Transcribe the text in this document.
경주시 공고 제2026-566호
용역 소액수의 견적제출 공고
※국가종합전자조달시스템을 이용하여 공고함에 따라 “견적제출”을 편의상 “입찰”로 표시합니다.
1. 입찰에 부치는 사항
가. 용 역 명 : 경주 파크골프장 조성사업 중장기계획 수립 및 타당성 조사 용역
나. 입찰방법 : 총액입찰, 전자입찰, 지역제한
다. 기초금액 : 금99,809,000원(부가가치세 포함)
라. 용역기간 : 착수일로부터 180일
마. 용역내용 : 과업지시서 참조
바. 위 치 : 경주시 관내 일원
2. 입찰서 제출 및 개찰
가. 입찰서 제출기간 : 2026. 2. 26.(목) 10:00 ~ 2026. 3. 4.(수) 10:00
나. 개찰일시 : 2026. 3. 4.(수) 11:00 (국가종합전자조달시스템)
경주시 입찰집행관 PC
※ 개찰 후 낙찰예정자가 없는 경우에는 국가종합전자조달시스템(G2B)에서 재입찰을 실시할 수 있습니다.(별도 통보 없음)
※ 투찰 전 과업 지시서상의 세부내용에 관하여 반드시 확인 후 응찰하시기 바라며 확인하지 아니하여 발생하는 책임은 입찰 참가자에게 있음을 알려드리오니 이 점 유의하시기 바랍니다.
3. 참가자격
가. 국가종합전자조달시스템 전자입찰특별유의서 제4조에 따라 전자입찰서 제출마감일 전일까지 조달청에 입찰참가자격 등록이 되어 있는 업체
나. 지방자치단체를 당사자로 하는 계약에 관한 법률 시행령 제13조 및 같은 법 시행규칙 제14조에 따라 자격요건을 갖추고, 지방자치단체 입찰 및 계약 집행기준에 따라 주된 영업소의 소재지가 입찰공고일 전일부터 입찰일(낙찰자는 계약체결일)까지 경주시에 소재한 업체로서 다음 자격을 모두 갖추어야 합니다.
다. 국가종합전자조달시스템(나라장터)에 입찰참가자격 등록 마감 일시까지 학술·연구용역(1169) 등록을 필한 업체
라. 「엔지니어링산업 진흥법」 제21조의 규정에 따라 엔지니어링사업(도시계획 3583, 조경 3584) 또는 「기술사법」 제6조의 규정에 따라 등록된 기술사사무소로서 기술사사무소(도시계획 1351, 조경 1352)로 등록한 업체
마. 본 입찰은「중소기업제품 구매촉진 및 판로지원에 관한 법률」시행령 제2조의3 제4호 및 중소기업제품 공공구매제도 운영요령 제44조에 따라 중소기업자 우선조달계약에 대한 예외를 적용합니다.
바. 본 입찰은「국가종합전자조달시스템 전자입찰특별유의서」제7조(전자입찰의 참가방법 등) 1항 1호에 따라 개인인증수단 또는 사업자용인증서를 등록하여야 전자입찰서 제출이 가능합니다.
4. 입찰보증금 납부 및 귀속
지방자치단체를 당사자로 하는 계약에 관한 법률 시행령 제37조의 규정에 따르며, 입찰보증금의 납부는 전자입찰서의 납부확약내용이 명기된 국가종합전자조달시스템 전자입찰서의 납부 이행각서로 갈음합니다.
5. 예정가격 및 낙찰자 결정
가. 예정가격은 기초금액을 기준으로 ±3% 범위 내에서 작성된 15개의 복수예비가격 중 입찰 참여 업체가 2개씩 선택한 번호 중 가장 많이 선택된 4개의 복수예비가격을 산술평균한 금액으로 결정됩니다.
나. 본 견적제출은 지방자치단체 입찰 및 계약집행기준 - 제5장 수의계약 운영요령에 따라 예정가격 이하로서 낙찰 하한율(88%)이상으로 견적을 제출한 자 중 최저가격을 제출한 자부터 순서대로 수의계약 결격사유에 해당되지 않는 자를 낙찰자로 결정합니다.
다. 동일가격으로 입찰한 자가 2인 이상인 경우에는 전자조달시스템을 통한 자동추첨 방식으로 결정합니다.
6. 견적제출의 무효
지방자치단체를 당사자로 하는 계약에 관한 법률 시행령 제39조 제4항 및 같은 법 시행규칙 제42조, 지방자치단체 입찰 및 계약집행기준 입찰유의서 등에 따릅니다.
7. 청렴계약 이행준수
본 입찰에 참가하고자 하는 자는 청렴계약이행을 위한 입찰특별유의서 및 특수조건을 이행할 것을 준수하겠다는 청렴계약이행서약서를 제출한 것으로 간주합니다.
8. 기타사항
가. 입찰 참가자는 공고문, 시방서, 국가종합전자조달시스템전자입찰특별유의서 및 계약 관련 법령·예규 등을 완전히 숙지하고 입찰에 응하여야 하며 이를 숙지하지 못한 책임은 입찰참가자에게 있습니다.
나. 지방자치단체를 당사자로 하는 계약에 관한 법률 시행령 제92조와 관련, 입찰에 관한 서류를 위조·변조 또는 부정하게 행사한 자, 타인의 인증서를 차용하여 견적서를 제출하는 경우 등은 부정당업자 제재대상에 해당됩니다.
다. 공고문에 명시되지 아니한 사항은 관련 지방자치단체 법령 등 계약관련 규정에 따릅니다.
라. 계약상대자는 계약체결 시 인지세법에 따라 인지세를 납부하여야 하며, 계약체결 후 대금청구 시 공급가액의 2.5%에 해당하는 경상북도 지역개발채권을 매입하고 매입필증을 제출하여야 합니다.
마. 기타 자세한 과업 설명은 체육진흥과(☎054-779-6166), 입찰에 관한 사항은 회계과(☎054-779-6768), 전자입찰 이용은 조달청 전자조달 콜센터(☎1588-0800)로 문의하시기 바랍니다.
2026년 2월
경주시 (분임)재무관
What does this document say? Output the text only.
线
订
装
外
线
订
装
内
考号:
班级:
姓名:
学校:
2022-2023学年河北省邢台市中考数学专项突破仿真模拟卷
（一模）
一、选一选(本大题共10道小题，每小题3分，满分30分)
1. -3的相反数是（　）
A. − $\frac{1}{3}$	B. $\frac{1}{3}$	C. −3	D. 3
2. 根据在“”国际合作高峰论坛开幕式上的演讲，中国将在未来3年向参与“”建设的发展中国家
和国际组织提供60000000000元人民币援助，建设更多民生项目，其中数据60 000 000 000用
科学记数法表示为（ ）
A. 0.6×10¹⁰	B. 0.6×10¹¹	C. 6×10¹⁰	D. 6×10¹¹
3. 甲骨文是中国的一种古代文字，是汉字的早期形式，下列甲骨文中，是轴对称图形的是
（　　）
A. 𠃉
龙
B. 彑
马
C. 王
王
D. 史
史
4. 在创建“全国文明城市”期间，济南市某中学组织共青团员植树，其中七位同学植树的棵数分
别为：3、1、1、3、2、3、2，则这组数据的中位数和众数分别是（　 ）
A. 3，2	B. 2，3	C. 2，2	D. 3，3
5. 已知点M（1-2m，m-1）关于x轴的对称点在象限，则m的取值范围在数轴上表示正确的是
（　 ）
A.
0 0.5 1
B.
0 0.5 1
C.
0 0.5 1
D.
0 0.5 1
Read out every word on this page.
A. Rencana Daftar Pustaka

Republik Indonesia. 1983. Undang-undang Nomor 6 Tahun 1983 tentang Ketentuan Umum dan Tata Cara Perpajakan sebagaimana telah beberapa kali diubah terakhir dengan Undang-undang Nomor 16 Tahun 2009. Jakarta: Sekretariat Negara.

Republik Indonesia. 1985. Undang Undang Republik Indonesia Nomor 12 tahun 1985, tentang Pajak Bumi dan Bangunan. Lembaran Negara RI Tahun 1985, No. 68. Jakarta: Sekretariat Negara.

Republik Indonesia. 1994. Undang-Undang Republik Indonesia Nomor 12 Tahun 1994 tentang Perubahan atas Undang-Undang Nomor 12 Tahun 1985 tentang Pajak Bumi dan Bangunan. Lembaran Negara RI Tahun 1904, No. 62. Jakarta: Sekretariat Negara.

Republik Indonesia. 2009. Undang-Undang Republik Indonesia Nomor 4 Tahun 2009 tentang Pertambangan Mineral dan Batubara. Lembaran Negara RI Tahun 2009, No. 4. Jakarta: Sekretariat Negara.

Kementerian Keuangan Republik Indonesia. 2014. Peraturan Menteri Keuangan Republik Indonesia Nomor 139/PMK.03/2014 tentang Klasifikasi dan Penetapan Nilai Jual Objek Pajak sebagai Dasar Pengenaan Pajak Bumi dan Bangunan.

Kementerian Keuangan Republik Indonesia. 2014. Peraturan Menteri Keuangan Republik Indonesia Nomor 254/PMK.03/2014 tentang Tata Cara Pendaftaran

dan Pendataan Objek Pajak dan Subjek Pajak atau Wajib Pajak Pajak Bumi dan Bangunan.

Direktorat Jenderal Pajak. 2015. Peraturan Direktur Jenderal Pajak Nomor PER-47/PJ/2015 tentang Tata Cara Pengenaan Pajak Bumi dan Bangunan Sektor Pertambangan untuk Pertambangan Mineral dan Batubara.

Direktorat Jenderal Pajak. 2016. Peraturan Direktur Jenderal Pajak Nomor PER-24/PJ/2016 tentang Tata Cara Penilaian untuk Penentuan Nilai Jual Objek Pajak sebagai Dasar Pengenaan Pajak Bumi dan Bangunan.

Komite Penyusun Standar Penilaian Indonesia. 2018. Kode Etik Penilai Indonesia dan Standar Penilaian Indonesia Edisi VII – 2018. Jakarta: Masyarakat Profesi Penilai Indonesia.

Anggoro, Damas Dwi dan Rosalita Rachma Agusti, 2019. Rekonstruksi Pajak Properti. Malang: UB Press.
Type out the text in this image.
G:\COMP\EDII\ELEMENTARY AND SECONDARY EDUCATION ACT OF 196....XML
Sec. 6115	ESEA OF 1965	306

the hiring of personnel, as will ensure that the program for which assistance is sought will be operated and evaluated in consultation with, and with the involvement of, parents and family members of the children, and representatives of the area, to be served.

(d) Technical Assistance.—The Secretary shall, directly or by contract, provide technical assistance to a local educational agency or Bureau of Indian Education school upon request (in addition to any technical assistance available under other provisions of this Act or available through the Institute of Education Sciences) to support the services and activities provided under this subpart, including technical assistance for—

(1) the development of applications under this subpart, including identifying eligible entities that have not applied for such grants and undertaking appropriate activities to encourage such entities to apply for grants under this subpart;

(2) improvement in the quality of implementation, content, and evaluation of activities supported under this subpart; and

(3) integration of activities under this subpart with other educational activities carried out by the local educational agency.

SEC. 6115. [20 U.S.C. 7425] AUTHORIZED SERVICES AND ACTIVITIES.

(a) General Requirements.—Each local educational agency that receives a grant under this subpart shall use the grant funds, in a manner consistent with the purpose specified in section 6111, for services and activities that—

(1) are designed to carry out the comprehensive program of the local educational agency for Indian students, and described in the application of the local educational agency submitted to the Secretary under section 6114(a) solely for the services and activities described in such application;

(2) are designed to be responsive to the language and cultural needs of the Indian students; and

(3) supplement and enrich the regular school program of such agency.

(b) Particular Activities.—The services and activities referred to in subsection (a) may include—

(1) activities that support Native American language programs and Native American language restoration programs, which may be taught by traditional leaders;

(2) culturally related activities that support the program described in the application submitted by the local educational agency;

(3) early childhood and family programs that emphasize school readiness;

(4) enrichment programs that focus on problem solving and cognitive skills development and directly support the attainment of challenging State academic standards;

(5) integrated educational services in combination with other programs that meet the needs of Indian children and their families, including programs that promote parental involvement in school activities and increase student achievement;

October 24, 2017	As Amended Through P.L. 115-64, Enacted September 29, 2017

▸ Exercise goal: From the listing above, collect every line that mentions the word "language".

▸ Complete answer:
(2) are designed to be responsive to the language and cultural needs of the Indian students; and
(1) activities that support Native American language programs and Native American language restoration programs, which may be taught by traditional leaders;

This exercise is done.